[Begin Supplied material]
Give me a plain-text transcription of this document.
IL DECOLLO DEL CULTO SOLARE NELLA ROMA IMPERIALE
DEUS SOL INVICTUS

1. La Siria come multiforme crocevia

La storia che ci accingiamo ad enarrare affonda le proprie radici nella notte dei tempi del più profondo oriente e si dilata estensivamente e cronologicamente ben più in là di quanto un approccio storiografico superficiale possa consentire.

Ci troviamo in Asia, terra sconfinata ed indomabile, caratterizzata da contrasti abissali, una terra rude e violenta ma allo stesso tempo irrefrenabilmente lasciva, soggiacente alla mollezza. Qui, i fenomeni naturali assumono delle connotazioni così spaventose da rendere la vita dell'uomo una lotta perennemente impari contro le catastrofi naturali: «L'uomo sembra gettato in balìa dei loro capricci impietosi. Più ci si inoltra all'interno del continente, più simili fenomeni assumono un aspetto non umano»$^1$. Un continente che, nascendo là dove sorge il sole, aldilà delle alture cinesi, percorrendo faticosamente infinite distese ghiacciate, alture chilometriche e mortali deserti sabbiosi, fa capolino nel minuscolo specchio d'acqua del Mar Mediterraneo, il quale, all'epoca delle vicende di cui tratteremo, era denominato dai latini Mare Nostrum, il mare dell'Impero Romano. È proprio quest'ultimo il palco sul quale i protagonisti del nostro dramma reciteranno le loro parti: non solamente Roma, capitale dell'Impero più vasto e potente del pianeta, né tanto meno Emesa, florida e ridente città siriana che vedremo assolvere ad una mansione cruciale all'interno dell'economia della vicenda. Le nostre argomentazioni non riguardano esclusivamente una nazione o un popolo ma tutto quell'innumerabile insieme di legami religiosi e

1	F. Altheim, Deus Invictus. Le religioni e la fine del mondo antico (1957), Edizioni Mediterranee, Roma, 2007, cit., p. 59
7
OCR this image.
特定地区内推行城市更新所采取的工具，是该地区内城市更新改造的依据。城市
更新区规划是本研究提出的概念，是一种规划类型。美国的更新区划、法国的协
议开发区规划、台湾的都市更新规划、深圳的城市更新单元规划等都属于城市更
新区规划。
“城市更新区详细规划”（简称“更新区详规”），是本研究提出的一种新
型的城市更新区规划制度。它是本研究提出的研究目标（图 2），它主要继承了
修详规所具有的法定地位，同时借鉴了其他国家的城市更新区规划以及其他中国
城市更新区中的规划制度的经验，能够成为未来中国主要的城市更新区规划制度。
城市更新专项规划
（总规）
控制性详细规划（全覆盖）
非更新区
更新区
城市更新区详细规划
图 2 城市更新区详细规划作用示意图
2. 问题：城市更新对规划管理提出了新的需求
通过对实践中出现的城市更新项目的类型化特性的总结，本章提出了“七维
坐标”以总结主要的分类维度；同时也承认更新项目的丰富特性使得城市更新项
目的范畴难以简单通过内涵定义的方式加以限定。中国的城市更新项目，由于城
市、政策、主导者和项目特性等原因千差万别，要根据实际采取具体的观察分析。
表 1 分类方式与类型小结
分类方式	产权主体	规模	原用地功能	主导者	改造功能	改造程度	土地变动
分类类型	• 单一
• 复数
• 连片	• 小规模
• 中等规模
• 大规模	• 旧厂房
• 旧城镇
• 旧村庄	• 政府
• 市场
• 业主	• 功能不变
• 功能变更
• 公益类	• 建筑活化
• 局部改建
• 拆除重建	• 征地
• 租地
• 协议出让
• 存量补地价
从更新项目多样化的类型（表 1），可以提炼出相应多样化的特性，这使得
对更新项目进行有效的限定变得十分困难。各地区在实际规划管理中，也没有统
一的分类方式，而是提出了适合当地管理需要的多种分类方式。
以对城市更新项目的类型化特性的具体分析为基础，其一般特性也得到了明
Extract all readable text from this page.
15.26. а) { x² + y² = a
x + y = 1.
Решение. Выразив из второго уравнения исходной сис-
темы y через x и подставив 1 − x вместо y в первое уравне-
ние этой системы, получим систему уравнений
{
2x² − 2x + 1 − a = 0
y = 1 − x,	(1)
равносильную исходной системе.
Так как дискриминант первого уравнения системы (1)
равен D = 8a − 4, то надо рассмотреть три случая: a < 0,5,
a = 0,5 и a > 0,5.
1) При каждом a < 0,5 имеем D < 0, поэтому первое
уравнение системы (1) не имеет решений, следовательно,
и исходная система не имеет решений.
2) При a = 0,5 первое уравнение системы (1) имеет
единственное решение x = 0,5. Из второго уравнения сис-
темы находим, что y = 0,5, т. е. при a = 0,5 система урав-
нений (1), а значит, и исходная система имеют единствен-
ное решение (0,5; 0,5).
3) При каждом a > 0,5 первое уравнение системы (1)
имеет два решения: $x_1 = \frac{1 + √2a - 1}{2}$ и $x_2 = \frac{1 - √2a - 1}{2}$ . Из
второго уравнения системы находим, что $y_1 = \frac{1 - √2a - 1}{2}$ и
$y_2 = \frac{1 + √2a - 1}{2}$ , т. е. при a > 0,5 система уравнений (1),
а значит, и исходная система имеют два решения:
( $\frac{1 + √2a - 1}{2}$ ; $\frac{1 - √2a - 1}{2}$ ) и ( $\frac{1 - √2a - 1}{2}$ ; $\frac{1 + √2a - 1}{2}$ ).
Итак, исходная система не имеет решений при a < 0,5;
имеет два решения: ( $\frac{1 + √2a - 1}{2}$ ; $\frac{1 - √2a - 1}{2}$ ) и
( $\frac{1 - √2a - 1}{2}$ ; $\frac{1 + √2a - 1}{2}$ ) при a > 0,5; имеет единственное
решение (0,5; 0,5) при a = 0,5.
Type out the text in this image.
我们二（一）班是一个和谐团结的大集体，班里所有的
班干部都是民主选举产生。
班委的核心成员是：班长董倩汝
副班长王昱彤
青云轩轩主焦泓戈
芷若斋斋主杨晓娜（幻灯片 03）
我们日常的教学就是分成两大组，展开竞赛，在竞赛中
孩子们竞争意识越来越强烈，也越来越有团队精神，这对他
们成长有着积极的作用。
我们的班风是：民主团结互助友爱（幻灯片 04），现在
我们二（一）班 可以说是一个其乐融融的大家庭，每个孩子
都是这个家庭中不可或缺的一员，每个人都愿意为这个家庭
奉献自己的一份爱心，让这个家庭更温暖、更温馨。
[End Supplied material]
■ **Problem requirements**: In the records above, locate every line with the string "имеют" and copy it.

■ **Result of this exercise**:
нений (1), а значит, и исходная система имеют единствен-
а значит, и исходная система имеют два решения:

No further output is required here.